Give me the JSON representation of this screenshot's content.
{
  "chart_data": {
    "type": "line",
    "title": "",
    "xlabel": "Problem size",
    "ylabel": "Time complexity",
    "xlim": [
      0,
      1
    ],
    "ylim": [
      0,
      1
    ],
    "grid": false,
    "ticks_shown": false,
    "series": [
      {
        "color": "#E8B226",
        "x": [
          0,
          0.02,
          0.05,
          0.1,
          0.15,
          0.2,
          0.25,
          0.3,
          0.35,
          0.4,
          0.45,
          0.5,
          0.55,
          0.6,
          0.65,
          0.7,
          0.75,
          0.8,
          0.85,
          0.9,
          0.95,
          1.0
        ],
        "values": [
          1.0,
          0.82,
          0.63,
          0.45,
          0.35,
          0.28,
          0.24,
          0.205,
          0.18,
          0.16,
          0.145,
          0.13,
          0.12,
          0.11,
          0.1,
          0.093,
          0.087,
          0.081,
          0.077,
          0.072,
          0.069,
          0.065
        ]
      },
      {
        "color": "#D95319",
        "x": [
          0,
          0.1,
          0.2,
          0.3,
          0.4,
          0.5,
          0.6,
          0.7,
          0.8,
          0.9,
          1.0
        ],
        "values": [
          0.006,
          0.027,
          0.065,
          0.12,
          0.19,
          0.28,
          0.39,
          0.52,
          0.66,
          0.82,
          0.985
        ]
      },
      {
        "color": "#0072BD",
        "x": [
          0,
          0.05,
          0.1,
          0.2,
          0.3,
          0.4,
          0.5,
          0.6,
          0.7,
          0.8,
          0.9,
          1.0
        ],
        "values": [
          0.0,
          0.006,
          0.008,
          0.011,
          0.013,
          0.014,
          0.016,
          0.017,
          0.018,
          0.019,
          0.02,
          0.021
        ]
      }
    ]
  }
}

* * * * * * *

Select every line in the records above that contains the word "color".

        "color": "#E8B226",
        "color": "#D95319",
        "color": "#0072BD",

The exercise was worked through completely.